**EXERCISE PROMPT:** Read the records and gather each line that includes "BRYN".

— begin —

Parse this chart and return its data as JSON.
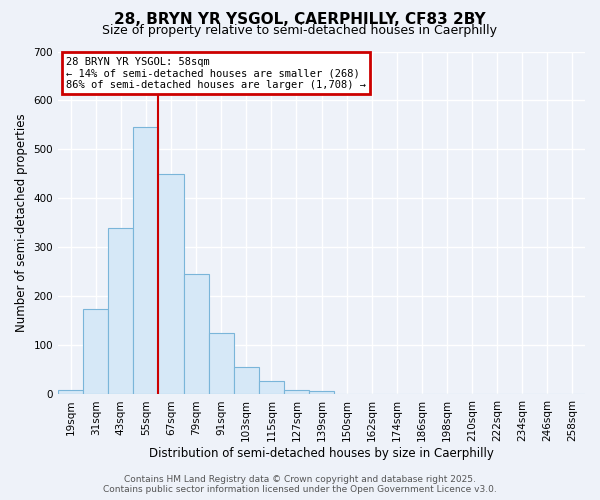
{
  "title": "28, BRYN YR YSGOL, CAERPHILLY, CF83 2BY",
  "subtitle": "Size of property relative to semi-detached houses in Caerphilly",
  "xlabel": "Distribution of semi-detached houses by size in Caerphilly",
  "ylabel": "Number of semi-detached properties",
  "bin_labels": [
    "19sqm",
    "31sqm",
    "43sqm",
    "55sqm",
    "67sqm",
    "79sqm",
    "91sqm",
    "103sqm",
    "115sqm",
    "127sqm",
    "139sqm",
    "150sqm",
    "162sqm",
    "174sqm",
    "186sqm",
    "198sqm",
    "210sqm",
    "222sqm",
    "234sqm",
    "246sqm",
    "258sqm"
  ],
  "counts": [
    10,
    175,
    340,
    545,
    450,
    245,
    125,
    57,
    27,
    10,
    8,
    0,
    0,
    0,
    0,
    0,
    0,
    0,
    0,
    0,
    0
  ],
  "bar_color": "#d6e8f7",
  "bar_edgecolor": "#7ab5d9",
  "property_line_index": 3.5,
  "property_line_color": "#cc0000",
  "ylim": [
    0,
    700
  ],
  "yticks": [
    0,
    100,
    200,
    300,
    400,
    500,
    600,
    700
  ],
  "annotation_title": "28 BRYN YR YSGOL: 58sqm",
  "annotation_line1": "← 14% of semi-detached houses are smaller (268)",
  "annotation_line2": "86% of semi-detached houses are larger (1,708) →",
  "annotation_box_color": "#cc0000",
  "footer1": "Contains HM Land Registry data © Crown copyright and database right 2025.",
  "footer2": "Contains public sector information licensed under the Open Government Licence v3.0.",
  "background_color": "#eef2f9",
  "grid_color": "#ffffff",
  "title_fontsize": 11,
  "subtitle_fontsize": 9,
  "axis_label_fontsize": 8.5,
  "tick_label_fontsize": 7.5,
  "footer_fontsize": 6.5
}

— end —

**TASK RESULT:**
  "title": "28, BRYN YR YSGOL, CAERPHILLY, CF83 2BY",
  "annotation_title": "28 BRYN YR YSGOL: 58sqm",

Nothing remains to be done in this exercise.